+++ EXERCISE INPUTS +++

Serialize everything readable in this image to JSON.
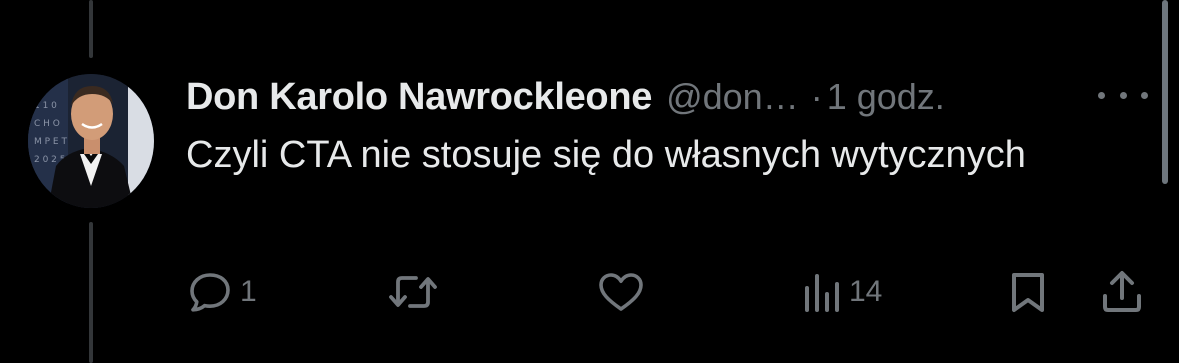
{
  "tweet": {
    "author": {
      "display_name": "Don Karolo Nawrockleone",
      "handle": "@don…",
      "avatar": "avatar-photo-man-in-tuxedo"
    },
    "separator": "·",
    "time": "1 godz.",
    "text": "Czyli CTA nie stosuje się do własnych wytycznych",
    "more_icon": "more-horizontal-icon",
    "actions": {
      "reply": {
        "icon": "reply-icon",
        "count": "1"
      },
      "retweet": {
        "icon": "retweet-icon",
        "count": ""
      },
      "like": {
        "icon": "heart-icon",
        "count": ""
      },
      "views": {
        "icon": "views-chart-icon",
        "count": "14"
      },
      "bookmark": {
        "icon": "bookmark-icon"
      },
      "share": {
        "icon": "share-icon"
      }
    }
  },
  "colors": {
    "background": "#000000",
    "primary_text": "#e7e9ea",
    "secondary_text": "#71767b",
    "thread_line": "#333639"
  }
}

+++

▸ REQUIREMENT: Copy the listing word for word, excluding its pictures.

▸ ANSWER IN FULL:
Serialize everything readable in this image to JSON.
{
  "tweet": {
    "author": {
      "display_name": "Don Karolo Nawrockleone",
      "handle": "@don…",
      "avatar": "avatar-photo-man-in-tuxedo"
    },
    "separator": "·",
    "time": "1 godz.",
    "text": "Czyli CTA nie stosuje się do własnych wytycznych",
    "more_icon": "more-horizontal-icon",
    "actions": {
      "reply": {
        "icon": "reply-icon",
        "count": "1"
      },
      "retweet": {
        "icon": "retweet-icon",
        "count": ""
      },
      "like": {
        "icon": "heart-icon",
        "count": ""
      },
      "views": {
        "icon": "views-chart-icon",
        "count": "14"
      },
      "bookmark": {
        "icon": "bookmark-icon"
      },
      "share": {
        "icon": "share-icon"
      }
    }
  },
  "colors": {
    "background": "#000000",
    "primary_text": "#e7e9ea",
    "secondary_text": "#71767b",
    "thread_line": "#333639"
  }
}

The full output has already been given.